What to work on:
Reproduce every line in the listing that contains the word "JSON".

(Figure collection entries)
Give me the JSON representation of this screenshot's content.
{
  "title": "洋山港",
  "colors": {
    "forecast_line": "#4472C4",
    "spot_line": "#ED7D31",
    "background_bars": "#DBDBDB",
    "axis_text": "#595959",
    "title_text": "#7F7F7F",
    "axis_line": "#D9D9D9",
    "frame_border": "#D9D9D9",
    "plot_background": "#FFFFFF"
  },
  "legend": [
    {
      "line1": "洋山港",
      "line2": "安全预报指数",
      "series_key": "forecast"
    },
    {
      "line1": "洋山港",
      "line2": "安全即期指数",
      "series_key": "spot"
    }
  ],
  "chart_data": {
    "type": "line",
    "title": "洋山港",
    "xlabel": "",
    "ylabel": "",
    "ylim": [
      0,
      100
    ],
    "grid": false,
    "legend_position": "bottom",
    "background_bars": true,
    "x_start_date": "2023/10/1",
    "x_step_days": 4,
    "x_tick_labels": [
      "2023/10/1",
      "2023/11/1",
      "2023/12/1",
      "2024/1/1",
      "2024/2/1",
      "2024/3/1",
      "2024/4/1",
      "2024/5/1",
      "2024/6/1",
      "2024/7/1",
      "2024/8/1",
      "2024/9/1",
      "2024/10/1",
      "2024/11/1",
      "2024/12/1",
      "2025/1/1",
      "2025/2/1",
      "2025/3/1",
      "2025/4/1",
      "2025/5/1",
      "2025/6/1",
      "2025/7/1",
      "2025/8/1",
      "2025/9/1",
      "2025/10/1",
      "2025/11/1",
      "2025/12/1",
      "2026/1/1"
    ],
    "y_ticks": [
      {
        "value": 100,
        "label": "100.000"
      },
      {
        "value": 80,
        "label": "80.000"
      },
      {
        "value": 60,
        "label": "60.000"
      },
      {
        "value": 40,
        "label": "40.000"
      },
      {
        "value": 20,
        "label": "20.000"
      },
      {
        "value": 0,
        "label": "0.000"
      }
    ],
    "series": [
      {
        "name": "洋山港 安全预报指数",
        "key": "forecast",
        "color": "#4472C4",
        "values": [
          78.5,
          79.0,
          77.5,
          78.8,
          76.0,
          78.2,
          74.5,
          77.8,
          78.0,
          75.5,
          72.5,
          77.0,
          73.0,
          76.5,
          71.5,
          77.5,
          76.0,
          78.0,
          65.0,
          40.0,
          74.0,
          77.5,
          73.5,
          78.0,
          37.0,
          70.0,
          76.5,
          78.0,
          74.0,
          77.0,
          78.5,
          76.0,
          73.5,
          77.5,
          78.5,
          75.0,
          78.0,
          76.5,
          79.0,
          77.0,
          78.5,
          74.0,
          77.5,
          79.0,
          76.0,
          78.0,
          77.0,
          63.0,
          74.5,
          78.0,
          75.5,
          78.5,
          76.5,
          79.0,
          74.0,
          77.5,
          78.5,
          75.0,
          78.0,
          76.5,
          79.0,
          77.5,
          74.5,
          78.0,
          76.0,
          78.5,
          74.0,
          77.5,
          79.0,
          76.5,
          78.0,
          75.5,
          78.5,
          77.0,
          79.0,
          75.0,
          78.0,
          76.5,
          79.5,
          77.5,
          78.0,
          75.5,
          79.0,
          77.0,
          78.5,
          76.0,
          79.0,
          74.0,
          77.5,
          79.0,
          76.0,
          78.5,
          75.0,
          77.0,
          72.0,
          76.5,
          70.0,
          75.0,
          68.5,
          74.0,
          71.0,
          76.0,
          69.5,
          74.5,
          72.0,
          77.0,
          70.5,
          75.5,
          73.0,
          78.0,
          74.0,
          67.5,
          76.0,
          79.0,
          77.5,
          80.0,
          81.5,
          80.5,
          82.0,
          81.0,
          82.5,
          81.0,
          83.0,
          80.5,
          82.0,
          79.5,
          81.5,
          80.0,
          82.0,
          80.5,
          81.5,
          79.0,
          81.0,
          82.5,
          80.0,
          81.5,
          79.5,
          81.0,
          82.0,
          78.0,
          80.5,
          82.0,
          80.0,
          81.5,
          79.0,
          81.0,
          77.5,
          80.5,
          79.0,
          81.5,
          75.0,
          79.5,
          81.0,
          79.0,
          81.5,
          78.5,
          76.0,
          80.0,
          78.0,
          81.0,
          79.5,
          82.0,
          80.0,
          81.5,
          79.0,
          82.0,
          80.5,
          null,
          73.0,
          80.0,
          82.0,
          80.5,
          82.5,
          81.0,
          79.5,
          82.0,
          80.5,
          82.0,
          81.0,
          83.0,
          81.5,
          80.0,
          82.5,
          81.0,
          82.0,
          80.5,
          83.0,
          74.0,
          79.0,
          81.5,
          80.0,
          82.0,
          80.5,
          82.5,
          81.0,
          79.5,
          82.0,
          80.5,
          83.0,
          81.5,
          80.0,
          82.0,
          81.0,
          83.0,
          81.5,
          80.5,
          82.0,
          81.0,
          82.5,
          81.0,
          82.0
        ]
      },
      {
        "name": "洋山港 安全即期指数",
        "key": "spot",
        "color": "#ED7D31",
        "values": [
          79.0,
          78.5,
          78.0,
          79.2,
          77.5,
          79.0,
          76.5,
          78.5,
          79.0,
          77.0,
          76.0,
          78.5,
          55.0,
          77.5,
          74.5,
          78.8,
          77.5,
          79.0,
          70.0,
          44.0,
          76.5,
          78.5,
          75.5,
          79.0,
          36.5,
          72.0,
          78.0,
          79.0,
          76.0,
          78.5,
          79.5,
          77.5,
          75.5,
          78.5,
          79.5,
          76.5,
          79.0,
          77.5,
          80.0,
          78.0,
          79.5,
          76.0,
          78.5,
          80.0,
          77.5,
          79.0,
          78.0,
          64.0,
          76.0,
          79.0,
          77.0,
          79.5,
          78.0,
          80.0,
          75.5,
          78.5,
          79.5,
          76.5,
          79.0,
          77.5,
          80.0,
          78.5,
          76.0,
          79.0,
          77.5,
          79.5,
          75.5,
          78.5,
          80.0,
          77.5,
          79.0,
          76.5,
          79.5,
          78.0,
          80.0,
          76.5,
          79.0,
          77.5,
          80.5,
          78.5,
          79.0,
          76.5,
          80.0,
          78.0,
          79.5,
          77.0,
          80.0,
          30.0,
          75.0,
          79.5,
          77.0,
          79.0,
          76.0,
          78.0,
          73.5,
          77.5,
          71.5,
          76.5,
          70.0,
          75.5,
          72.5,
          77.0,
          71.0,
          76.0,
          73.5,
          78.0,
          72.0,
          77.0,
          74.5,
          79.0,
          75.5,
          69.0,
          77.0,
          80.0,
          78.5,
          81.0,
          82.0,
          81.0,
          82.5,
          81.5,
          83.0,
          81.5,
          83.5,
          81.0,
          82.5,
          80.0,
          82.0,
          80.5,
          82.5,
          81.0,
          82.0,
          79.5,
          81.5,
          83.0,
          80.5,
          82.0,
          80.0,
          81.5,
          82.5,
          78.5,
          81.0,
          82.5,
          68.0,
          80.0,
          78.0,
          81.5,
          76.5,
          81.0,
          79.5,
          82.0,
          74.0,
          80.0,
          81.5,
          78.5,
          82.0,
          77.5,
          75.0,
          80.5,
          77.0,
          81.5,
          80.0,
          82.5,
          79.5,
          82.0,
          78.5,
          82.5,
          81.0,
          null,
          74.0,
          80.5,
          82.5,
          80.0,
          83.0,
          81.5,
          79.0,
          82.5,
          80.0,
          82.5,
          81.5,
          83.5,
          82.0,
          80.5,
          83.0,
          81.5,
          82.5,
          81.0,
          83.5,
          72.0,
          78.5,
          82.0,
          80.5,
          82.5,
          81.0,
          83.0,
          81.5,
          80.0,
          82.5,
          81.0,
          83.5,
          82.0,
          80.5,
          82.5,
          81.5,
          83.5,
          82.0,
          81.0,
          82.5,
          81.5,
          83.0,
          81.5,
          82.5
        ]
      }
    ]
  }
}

--

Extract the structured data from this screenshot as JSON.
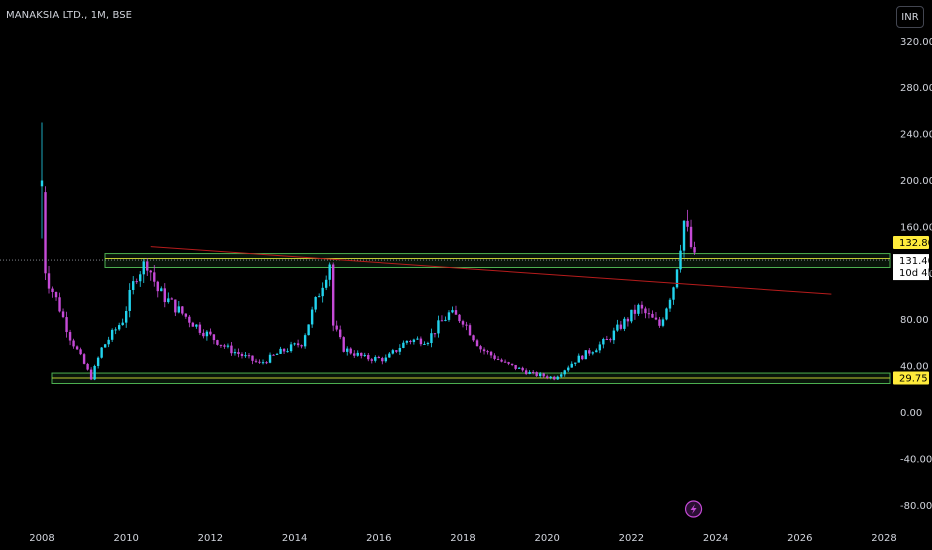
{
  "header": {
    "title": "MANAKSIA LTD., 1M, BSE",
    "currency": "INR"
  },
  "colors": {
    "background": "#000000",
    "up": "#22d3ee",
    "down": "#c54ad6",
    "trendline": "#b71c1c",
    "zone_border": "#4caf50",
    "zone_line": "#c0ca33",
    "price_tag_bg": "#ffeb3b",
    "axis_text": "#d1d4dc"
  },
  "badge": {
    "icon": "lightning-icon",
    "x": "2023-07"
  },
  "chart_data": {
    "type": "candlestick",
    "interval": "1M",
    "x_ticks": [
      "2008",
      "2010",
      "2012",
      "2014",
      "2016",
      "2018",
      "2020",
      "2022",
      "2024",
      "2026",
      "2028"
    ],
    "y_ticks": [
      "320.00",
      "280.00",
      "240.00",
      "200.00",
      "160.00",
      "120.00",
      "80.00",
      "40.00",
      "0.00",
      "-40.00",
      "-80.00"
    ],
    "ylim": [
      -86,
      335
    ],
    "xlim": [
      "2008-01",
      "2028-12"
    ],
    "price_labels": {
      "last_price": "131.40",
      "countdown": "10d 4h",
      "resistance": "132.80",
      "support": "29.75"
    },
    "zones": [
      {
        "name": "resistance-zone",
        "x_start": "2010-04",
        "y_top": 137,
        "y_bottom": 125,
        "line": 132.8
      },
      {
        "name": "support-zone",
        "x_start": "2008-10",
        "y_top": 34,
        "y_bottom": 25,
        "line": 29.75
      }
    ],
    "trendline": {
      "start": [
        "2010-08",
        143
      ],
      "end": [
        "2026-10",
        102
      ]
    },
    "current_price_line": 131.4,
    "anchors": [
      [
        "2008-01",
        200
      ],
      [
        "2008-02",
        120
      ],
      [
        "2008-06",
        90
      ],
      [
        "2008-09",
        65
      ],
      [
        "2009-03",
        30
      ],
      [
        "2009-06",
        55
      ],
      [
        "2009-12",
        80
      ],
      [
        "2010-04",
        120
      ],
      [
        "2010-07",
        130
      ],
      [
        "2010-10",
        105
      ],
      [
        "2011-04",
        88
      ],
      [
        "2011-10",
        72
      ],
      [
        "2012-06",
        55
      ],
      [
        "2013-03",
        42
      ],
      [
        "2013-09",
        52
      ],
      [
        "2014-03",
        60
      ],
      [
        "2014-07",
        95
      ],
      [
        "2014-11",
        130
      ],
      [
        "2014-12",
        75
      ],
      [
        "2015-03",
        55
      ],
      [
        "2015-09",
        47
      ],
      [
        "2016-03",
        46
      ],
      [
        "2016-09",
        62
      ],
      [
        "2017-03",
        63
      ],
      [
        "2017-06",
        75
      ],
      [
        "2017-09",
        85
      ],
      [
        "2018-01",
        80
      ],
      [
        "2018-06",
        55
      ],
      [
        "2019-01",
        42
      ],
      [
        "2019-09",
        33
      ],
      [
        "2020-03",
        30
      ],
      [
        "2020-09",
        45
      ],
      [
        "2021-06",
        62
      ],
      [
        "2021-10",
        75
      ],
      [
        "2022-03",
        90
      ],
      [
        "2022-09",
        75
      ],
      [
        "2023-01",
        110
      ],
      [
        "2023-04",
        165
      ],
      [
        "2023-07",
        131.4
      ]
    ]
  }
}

Exercise result:
Give me the JSON representation of this screenshot's content.
Extract the structured data from this screenshot as JSON.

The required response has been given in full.